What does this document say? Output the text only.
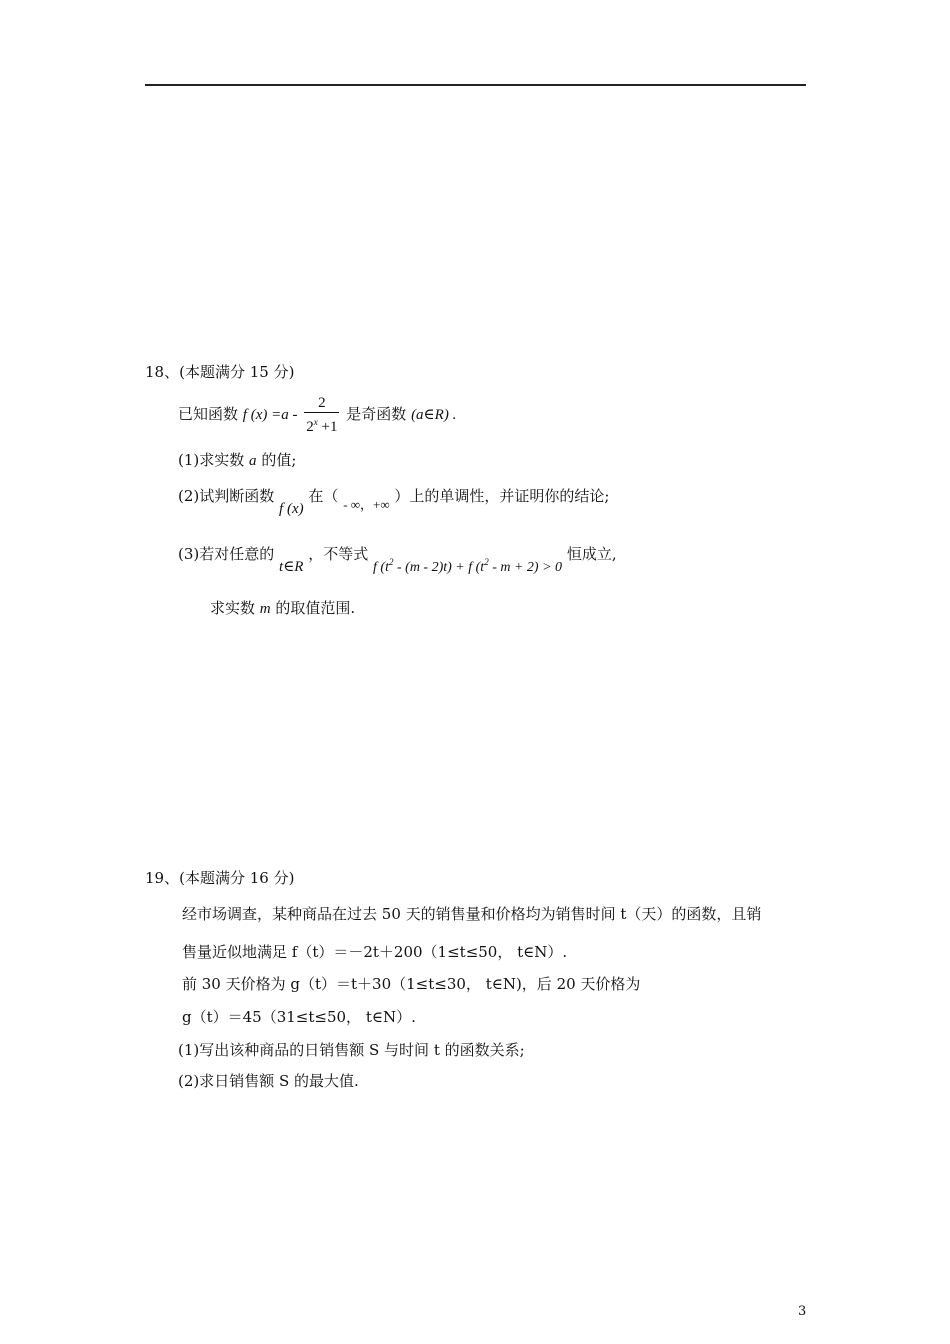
18、(本题满分 15 分)
已知函数 f $(x) =a - \frac{2}{2^x +1}$ 是奇函数 (a∈R) .
(1)求实数 a 的值;
(2)试判断函数 f (x) 在（ - ∞，+∞ ）上的单调性，并证明你的结论;
(3)若对任意的 t∈R ，不等式 f $(t^2 - (m - 2)t) + f$ $(t^2 - m + 2) > 0$ 恒成立,
求实数 m 的取值范围.
19、(本题满分 16 分)
经市场调查，某种商品在过去 50 天的销售量和价格均为销售时间 t（天）的函数，且销
售量近似地满足 f（t）＝－2t＋200（1≤t≤50， t∈N）.
前 30 天价格为 g（t）＝t＋30（1≤t≤30， t∈N)，后 20 天价格为
g（t）＝45（31≤t≤50， t∈N）.
(1)写出该种商品的日销售额 S 与时间 t 的函数关系;
(2)求日销售额 S 的最大值.
3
################
All of the material above needs to be restated exactly, with no pictures.

Response to the task
What does this document say? Output the text only.
18、(本题满分 15 分)
已知函数 f $(x) =a - \frac{2}{2^x +1}$ 是奇函数 (a∈R) .
(1)求实数 a 的值;
(2)试判断函数 f (x) 在（ - ∞，+∞ ）上的单调性，并证明你的结论;
(3)若对任意的 t∈R ，不等式 f $(t^2 - (m - 2)t) + f$ $(t^2 - m + 2) > 0$ 恒成立,
求实数 m 的取值范围.
19、(本题满分 16 分)
经市场调查，某种商品在过去 50 天的销售量和价格均为销售时间 t（天）的函数，且销
售量近似地满足 f（t）＝－2t＋200（1≤t≤50， t∈N）.
前 30 天价格为 g（t）＝t＋30（1≤t≤30， t∈N)，后 20 天价格为
g（t）＝45（31≤t≤50， t∈N）.
(1)写出该种商品的日销售额 S 与时间 t 的函数关系;
(2)求日销售额 S 的最大值.
3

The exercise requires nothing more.